— start EXTRACTED DATA —
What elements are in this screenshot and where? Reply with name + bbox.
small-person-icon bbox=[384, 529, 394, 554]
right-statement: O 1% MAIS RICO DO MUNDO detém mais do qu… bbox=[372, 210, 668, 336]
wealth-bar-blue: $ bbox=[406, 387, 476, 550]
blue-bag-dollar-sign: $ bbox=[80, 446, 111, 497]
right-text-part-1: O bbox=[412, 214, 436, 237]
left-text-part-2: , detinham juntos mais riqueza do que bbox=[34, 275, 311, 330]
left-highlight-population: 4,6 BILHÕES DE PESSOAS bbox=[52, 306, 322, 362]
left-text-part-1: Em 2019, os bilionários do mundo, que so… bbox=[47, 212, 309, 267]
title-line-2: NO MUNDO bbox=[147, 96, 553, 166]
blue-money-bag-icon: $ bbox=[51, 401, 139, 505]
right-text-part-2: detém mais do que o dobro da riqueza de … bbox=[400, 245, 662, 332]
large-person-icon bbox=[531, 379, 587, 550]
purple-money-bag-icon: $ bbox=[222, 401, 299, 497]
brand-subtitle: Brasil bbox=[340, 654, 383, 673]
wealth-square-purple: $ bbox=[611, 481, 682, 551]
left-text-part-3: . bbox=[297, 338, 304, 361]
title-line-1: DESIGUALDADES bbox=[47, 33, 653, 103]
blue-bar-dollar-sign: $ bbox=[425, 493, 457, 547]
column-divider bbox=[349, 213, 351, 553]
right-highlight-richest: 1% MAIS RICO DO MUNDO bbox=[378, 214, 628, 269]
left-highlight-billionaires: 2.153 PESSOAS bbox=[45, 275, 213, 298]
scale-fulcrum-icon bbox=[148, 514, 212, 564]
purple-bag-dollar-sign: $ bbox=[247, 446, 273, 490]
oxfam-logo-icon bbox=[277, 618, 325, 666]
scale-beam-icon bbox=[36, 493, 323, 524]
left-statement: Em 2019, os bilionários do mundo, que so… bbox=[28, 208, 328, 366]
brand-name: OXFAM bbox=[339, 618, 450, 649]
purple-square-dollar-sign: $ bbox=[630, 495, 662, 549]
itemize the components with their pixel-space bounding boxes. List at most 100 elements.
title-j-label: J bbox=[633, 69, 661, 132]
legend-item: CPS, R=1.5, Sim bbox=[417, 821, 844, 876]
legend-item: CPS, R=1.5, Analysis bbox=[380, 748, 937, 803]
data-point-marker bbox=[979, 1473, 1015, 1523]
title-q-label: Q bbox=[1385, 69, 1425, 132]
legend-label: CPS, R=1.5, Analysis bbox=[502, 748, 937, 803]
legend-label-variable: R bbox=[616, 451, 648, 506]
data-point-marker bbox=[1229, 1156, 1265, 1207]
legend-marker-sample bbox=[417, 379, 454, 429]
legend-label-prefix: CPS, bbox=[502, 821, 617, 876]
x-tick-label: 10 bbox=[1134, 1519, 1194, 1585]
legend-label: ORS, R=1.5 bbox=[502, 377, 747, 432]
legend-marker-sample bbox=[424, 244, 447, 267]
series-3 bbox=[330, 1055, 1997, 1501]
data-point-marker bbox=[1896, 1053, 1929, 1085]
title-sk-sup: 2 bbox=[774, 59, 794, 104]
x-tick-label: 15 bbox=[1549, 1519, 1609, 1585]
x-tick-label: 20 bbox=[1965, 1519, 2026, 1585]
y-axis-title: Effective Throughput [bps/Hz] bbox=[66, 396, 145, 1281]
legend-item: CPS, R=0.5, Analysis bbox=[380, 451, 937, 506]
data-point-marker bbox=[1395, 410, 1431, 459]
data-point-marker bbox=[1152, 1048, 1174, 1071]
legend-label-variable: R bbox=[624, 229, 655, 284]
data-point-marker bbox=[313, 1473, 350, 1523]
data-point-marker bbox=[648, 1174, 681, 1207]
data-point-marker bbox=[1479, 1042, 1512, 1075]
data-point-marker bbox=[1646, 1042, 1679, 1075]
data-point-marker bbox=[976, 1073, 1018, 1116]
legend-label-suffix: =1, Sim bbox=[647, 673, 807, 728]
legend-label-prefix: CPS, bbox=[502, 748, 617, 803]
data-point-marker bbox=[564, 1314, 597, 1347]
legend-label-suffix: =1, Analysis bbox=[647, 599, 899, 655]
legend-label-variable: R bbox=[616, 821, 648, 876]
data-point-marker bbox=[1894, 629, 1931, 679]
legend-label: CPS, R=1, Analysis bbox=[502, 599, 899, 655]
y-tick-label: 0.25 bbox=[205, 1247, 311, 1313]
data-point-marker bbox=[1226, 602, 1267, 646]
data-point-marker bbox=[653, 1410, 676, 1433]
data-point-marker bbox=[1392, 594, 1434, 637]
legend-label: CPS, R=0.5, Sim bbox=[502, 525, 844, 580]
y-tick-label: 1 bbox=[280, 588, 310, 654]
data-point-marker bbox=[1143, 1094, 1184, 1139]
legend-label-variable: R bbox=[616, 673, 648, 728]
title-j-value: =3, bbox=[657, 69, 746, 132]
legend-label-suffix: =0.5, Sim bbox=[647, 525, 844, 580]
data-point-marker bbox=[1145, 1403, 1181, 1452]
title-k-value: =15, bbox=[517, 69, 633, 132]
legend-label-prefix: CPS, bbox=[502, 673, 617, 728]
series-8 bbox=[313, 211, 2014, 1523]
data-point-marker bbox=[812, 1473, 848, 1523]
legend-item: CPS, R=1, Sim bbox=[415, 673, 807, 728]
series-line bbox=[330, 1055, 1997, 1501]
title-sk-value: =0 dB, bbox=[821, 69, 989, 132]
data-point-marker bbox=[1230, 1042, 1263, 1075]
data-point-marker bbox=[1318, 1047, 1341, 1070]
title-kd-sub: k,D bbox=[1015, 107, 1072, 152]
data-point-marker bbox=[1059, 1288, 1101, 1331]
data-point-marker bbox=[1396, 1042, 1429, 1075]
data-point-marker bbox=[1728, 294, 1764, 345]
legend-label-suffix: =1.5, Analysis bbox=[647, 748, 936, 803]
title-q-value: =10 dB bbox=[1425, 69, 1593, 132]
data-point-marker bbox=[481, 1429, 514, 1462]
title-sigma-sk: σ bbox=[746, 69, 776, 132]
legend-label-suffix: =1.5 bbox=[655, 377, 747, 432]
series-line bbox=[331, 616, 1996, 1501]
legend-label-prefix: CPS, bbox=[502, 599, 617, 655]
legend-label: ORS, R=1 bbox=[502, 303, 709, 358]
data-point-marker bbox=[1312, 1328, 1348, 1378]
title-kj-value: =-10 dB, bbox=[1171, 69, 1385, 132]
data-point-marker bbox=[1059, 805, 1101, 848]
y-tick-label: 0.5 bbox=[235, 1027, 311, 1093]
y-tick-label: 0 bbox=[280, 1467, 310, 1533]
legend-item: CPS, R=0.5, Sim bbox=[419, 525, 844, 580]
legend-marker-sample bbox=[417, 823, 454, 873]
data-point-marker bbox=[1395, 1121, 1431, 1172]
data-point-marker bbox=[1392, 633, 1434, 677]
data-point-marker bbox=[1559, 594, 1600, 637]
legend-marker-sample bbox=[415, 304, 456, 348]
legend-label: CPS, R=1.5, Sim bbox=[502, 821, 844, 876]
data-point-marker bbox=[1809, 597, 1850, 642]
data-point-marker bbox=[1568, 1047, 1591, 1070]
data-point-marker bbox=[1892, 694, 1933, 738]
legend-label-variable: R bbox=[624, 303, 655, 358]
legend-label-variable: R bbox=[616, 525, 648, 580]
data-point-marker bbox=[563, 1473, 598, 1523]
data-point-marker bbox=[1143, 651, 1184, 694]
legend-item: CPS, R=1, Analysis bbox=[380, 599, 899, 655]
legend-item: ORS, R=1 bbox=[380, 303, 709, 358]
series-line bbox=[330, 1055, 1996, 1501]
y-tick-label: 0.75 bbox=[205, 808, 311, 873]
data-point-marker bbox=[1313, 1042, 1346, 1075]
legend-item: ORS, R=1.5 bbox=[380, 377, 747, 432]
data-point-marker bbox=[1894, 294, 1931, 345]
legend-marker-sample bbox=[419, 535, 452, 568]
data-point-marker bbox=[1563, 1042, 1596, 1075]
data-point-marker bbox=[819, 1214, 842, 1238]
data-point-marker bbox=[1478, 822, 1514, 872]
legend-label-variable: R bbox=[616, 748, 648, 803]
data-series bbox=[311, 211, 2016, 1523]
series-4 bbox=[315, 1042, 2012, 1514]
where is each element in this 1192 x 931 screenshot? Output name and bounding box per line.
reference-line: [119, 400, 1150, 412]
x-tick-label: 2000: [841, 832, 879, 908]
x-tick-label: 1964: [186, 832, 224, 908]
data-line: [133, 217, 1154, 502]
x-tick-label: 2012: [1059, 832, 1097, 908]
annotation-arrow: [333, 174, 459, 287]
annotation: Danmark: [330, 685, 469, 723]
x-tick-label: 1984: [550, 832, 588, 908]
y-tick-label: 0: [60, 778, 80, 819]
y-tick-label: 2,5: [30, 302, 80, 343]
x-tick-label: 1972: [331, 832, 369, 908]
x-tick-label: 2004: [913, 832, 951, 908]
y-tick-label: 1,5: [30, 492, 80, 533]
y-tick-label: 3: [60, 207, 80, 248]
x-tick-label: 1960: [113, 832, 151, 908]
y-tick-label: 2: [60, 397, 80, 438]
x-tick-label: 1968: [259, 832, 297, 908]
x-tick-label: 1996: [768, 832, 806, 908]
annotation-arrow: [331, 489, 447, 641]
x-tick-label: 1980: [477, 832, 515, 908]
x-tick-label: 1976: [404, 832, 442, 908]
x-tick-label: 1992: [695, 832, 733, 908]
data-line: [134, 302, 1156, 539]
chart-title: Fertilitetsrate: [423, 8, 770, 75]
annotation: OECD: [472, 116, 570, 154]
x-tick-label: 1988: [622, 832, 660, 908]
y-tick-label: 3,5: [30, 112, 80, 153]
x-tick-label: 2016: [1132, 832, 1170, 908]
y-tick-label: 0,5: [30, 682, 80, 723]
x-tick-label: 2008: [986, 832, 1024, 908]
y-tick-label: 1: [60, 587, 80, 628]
— end EXTRACTED DATA —
**PROBLEM DETAILS:**
Transcribe word for word the entries starting at the very first line and ending at the line that contains "right-text-part-1: O bbox=[412, 214, 436, 237]", including both of those lines.

**WRITTEN SOLUTION:**
What elements are in this screenshot and where? Reply with name + bbox.
small-person-icon bbox=[384, 529, 394, 554]
right-statement: O 1% MAIS RICO DO MUNDO detém mais do qu… bbox=[372, 210, 668, 336]
wealth-bar-blue: $ bbox=[406, 387, 476, 550]
blue-bag-dollar-sign: $ bbox=[80, 446, 111, 497]
right-text-part-1: O bbox=[412, 214, 436, 237]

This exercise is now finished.